== Source material ==

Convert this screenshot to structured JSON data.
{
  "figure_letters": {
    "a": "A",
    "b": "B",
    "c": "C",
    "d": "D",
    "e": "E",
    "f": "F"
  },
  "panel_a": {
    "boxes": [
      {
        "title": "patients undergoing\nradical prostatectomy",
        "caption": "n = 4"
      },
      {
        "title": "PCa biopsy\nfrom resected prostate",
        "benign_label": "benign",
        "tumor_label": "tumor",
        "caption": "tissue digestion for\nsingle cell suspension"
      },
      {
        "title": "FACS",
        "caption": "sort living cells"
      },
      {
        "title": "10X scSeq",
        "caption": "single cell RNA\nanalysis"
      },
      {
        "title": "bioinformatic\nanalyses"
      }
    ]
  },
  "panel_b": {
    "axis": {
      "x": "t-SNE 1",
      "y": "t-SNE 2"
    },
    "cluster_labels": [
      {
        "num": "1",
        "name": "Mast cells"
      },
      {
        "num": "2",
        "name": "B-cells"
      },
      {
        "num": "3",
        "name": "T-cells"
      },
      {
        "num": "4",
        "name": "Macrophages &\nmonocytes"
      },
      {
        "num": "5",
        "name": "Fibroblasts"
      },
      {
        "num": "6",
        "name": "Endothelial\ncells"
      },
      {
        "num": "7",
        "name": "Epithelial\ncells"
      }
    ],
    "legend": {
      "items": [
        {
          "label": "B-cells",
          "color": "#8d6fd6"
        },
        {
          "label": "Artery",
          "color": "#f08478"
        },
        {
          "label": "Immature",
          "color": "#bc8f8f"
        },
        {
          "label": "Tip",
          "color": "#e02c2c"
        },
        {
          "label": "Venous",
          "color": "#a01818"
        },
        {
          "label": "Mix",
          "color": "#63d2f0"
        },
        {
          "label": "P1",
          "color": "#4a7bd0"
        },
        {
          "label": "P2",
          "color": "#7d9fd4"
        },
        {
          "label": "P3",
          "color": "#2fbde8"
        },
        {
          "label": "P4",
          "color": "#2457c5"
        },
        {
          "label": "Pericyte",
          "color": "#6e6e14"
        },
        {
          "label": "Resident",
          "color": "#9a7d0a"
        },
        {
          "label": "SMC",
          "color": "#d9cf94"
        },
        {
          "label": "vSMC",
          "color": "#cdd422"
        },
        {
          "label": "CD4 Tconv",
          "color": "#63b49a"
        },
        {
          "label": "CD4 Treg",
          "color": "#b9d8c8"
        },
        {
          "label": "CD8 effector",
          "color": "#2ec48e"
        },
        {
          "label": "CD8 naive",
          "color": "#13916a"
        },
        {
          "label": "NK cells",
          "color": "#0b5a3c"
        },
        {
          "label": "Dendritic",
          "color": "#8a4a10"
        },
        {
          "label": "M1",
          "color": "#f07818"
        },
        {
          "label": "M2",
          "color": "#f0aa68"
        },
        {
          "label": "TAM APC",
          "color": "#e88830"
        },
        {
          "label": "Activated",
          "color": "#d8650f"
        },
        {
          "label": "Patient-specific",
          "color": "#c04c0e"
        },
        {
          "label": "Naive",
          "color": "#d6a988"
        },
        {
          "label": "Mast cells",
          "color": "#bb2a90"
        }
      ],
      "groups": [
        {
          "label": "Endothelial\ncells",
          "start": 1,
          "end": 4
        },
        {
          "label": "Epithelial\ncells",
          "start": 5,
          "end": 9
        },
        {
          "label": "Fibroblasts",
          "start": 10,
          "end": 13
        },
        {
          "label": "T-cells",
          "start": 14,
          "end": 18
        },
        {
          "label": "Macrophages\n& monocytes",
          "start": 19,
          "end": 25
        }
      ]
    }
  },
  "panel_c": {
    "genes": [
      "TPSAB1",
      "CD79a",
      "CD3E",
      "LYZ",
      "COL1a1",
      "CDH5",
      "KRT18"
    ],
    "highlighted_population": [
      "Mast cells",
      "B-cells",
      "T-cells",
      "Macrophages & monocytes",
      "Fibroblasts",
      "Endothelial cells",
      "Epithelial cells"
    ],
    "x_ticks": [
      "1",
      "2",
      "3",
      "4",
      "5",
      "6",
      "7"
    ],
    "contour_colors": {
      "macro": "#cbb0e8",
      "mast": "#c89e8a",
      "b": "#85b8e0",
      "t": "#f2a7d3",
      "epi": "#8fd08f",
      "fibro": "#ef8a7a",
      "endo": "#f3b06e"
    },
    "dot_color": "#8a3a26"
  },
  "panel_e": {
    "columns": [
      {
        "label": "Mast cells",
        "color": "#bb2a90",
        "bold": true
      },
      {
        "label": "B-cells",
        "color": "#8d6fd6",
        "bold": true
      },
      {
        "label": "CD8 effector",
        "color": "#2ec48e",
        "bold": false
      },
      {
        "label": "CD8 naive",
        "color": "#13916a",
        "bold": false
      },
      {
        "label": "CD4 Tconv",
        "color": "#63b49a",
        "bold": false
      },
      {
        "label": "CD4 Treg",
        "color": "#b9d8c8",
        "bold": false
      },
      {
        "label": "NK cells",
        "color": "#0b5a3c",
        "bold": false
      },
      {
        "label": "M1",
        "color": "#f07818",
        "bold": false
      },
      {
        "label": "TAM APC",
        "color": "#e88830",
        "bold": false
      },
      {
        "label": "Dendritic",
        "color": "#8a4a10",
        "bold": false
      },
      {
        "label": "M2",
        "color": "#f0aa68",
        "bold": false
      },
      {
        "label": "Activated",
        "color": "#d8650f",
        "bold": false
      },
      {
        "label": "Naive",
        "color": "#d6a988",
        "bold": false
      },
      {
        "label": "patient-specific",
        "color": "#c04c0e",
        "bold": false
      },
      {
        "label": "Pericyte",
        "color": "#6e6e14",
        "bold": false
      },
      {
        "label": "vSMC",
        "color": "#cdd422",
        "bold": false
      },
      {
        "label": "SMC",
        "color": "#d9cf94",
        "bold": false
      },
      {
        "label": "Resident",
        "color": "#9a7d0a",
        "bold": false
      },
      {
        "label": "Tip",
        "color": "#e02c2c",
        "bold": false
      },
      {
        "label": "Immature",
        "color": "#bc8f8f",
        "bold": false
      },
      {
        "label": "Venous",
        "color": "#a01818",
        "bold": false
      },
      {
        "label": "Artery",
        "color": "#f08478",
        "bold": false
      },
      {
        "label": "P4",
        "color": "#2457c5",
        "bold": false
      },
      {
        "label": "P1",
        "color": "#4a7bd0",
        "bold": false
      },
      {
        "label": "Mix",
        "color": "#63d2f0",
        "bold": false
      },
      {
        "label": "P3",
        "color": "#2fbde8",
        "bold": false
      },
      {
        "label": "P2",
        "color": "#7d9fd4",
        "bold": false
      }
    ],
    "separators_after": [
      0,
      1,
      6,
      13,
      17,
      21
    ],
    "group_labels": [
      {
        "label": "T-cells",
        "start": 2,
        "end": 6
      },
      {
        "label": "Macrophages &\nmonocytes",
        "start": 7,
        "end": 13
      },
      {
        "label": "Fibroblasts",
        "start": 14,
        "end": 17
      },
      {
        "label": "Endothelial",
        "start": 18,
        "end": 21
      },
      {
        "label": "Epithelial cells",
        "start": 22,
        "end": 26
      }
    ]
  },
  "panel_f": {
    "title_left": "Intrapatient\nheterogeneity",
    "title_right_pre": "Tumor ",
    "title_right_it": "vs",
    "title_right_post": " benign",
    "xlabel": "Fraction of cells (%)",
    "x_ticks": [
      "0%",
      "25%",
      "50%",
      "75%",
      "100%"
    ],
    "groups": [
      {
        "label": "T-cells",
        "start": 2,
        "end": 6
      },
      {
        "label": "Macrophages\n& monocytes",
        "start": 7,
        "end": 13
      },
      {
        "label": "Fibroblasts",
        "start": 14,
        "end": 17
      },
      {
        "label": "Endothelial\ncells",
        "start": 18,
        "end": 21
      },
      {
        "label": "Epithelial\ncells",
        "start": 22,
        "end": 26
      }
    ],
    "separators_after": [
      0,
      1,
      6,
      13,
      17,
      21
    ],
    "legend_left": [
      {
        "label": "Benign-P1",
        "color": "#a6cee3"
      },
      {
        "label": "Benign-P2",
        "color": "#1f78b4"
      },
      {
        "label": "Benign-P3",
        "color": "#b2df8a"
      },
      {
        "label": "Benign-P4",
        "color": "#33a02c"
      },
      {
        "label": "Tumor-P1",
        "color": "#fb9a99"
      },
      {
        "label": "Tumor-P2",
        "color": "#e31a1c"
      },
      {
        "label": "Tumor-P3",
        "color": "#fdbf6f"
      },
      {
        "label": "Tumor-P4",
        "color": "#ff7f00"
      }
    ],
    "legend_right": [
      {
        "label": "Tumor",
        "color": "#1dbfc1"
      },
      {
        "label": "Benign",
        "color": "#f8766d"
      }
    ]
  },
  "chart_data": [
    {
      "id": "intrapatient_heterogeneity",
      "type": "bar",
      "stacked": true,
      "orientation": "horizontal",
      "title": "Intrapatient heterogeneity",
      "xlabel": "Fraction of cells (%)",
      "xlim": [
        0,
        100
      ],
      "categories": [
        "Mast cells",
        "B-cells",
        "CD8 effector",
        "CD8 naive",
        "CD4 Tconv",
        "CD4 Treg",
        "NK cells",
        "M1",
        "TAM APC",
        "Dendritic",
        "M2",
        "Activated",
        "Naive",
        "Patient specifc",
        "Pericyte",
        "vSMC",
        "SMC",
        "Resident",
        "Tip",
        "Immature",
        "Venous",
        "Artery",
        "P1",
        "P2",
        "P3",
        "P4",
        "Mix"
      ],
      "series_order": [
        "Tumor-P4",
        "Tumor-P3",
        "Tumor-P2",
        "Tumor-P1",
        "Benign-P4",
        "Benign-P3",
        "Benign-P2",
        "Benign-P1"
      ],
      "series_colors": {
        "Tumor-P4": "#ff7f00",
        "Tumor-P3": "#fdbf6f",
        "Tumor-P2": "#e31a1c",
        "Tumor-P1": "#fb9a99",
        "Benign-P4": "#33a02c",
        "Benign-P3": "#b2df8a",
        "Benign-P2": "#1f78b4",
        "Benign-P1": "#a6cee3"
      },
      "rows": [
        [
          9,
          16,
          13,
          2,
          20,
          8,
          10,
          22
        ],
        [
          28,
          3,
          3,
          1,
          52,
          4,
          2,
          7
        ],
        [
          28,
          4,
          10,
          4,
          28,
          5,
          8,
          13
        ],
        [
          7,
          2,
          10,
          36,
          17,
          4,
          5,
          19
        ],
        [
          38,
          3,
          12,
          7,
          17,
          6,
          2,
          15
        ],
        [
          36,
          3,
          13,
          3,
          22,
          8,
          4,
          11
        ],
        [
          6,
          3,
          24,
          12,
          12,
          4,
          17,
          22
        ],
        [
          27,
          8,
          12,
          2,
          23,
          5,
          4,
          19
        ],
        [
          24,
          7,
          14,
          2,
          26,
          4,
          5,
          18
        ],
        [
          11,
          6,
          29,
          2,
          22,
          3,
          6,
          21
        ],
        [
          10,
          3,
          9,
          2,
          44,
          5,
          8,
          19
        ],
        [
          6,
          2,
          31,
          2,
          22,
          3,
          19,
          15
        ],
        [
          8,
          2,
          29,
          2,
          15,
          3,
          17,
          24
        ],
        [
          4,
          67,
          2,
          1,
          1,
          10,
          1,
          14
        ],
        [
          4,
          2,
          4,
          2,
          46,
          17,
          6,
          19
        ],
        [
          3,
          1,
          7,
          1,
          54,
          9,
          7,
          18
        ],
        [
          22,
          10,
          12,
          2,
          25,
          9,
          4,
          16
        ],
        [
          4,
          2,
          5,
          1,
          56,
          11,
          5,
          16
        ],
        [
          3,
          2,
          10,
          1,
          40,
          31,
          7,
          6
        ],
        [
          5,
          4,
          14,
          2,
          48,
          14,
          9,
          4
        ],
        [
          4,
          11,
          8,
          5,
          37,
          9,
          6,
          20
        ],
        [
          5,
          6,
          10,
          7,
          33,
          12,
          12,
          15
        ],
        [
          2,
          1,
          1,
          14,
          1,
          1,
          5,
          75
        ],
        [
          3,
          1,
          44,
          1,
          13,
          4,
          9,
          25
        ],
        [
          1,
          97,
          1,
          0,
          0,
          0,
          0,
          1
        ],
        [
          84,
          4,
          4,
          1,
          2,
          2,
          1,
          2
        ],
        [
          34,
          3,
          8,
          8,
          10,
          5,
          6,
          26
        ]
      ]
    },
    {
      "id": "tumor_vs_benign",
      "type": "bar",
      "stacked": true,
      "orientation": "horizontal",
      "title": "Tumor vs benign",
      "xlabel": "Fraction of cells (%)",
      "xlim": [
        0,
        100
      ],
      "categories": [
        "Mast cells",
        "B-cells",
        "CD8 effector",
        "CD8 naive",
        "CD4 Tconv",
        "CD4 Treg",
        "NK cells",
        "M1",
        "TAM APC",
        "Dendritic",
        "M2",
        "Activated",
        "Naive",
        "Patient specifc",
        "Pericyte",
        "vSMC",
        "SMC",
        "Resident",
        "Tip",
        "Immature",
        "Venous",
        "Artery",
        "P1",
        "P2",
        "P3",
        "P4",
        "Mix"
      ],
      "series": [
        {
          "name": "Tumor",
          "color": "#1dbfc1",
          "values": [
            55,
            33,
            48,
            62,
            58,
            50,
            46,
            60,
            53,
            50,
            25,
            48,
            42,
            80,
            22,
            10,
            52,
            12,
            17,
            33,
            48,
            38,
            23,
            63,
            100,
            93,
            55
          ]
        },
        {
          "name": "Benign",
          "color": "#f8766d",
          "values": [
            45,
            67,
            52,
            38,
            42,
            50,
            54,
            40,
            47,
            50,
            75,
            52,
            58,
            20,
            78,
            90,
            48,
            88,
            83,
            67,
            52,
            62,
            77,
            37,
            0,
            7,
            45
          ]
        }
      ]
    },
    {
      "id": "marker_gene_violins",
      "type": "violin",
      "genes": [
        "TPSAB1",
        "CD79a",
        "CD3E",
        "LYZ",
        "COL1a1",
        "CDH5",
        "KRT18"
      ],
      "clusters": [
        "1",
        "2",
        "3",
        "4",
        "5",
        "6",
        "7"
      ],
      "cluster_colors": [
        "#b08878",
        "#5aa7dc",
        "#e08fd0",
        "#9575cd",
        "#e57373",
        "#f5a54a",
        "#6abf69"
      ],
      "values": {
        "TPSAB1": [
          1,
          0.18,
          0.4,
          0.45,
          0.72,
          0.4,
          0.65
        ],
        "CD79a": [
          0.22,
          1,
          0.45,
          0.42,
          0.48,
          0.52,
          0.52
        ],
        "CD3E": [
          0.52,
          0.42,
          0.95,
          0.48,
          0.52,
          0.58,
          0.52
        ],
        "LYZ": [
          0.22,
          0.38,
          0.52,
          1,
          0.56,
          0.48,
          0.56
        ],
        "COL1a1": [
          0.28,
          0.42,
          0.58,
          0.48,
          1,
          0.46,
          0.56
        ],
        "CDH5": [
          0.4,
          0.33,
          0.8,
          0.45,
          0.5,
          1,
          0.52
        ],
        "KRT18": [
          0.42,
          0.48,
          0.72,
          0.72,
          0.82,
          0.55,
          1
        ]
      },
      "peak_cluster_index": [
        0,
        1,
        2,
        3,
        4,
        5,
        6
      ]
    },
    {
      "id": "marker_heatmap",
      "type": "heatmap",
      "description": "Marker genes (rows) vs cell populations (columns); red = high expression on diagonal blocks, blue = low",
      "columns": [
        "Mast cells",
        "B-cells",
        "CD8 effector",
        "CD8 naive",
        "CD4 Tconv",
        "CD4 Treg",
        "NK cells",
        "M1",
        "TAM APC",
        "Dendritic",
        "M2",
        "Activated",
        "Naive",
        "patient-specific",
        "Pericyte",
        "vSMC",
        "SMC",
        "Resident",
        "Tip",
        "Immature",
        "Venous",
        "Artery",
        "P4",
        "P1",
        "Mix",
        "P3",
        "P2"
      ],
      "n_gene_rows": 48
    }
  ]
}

===
== Source material ==

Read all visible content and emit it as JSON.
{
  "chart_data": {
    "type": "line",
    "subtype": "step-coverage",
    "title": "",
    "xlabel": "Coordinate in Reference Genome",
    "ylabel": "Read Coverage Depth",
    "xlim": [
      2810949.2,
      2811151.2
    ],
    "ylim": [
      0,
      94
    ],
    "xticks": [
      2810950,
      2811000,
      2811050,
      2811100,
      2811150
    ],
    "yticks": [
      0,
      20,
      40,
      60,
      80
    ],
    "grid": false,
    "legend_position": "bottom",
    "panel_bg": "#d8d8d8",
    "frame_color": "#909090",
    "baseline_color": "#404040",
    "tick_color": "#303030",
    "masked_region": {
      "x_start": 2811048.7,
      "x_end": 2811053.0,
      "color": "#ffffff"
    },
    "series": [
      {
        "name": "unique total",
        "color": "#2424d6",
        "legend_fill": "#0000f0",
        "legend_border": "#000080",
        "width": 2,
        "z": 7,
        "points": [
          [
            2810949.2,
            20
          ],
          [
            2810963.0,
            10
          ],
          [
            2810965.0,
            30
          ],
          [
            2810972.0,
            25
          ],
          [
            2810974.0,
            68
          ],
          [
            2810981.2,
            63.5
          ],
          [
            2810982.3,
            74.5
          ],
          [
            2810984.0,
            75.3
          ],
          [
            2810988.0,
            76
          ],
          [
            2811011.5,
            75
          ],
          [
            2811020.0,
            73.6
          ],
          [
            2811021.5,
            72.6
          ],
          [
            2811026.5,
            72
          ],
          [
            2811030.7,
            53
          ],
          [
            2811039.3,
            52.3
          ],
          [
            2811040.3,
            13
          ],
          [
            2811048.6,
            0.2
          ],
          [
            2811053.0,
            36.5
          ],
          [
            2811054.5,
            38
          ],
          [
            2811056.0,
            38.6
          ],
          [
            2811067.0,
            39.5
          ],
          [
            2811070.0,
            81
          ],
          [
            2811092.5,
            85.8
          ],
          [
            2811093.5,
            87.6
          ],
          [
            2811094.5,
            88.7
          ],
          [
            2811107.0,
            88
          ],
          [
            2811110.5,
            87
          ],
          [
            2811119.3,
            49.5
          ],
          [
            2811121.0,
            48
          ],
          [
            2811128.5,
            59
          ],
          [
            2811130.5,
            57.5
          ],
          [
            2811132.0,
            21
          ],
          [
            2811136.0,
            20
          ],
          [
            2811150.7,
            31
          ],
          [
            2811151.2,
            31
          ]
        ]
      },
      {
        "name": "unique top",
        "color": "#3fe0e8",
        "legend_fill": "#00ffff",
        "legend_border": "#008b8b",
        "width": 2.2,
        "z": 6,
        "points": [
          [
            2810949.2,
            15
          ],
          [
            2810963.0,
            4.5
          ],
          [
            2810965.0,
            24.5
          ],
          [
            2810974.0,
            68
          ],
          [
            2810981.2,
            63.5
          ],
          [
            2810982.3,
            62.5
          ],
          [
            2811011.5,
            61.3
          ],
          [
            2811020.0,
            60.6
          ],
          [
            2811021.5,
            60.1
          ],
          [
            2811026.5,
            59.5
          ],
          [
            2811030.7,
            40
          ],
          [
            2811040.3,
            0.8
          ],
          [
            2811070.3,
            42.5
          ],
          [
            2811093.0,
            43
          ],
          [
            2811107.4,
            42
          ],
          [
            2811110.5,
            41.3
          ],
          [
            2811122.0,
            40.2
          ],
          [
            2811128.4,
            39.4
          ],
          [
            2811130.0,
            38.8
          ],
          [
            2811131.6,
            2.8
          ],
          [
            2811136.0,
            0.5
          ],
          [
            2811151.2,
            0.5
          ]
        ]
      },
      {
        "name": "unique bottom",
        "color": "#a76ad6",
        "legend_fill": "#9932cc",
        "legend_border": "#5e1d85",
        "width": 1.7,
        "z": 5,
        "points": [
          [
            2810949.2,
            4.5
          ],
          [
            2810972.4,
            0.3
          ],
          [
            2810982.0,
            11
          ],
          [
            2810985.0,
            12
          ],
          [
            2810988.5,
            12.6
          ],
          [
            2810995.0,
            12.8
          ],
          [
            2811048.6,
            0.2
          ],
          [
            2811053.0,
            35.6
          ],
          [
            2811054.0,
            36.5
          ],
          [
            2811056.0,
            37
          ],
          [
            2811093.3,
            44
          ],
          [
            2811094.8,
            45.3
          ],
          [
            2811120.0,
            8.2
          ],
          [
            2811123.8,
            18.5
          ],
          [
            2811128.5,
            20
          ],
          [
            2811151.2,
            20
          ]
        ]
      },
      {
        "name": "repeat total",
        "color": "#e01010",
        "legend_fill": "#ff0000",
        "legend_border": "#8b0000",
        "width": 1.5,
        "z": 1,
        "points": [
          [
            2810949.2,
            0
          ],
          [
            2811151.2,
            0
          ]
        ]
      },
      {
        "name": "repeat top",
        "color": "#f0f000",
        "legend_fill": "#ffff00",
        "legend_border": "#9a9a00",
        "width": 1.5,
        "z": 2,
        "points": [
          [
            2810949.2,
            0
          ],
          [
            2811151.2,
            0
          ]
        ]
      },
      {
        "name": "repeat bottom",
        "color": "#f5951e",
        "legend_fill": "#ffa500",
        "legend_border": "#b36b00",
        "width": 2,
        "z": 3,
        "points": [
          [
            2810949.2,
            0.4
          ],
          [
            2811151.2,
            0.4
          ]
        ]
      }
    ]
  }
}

===

_What you have to do_
Filter the entries above down to the lines that hold the word "Fibroblasts", and copy those lines.

_Exercise solution_
        "name": "Fibroblasts"
          "label": "Fibroblasts",
      "Fibroblasts",
        "label": "Fibroblasts",
        "label": "Fibroblasts",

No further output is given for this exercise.